--- PROBLEM TO SOLVE ---
Quote the listing below in its entirety.

**********

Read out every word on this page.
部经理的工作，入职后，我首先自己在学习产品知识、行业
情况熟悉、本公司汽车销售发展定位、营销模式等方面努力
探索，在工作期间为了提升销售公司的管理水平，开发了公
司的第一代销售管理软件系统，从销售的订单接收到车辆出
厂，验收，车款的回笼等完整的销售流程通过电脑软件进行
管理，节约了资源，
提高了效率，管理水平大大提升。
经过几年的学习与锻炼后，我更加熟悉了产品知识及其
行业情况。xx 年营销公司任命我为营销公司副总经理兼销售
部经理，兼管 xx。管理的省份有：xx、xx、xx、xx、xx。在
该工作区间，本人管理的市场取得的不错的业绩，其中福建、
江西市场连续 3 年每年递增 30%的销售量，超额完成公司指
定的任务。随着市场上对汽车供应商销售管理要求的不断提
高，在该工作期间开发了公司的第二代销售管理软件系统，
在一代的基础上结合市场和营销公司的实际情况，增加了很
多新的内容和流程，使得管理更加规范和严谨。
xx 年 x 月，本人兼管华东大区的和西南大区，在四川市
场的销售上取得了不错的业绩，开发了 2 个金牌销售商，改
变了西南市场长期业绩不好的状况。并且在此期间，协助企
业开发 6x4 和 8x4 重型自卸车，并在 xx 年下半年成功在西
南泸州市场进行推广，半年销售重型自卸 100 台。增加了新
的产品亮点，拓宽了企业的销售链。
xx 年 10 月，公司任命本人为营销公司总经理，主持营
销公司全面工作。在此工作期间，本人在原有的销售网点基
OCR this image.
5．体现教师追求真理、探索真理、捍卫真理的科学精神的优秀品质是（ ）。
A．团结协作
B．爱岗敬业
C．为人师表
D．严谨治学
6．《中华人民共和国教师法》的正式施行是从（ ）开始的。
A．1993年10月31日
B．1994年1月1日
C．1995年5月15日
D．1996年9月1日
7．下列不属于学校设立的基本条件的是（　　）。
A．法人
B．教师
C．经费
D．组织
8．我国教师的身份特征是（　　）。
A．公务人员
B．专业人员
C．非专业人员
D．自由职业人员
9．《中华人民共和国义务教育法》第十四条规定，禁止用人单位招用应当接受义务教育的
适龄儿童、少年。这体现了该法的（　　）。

**********

--- FINAL RESULT ---
Read out every word on this page.
部经理的工作，入职后，我首先自己在学习产品知识、行业
情况熟悉、本公司汽车销售发展定位、营销模式等方面努力
探索，在工作期间为了提升销售公司的管理水平，开发了公
司的第一代销售管理软件系统，从销售的订单接收到车辆出
厂，验收，车款的回笼等完整的销售流程通过电脑软件进行
管理，节约了资源，
提高了效率，管理水平大大提升。
经过几年的学习与锻炼后，我更加熟悉了产品知识及其
行业情况。xx 年营销公司任命我为营销公司副总经理兼销售
部经理，兼管 xx。管理的省份有：xx、xx、xx、xx、xx。在
该工作区间，本人管理的市场取得的不错的业绩，其中福建、
江西市场连续 3 年每年递增 30%的销售量，超额完成公司指
定的任务。随着市场上对汽车供应商销售管理要求的不断提
高，在该工作期间开发了公司的第二代销售管理软件系统，
在一代的基础上结合市场和营销公司的实际情况，增加了很
多新的内容和流程，使得管理更加规范和严谨。
xx 年 x 月，本人兼管华东大区的和西南大区，在四川市
场的销售上取得了不错的业绩，开发了 2 个金牌销售商，改
变了西南市场长期业绩不好的状况。并且在此期间，协助企
业开发 6x4 和 8x4 重型自卸车，并在 xx 年下半年成功在西
南泸州市场进行推广，半年销售重型自卸 100 台。增加了新
的产品亮点，拓宽了企业的销售链。
xx 年 10 月，公司任命本人为营销公司总经理，主持营
销公司全面工作。在此工作期间，本人在原有的销售网点基
OCR this image.
5．体现教师追求真理、探索真理、捍卫真理的科学精神的优秀品质是（ ）。
A．团结协作
B．爱岗敬业
C．为人师表
D．严谨治学
6．《中华人民共和国教师法》的正式施行是从（ ）开始的。
A．1993年10月31日
B．1994年1月1日
C．1995年5月15日
D．1996年9月1日
7．下列不属于学校设立的基本条件的是（　　）。
A．法人
B．教师
C．经费
D．组织
8．我国教师的身份特征是（　　）。
A．公务人员
B．专业人员
C．非专业人员
D．自由职业人员
9．《中华人民共和国义务教育法》第十四条规定，禁止用人单位招用应当接受义务教育的
适龄儿童、少年。这体现了该法的（　　）。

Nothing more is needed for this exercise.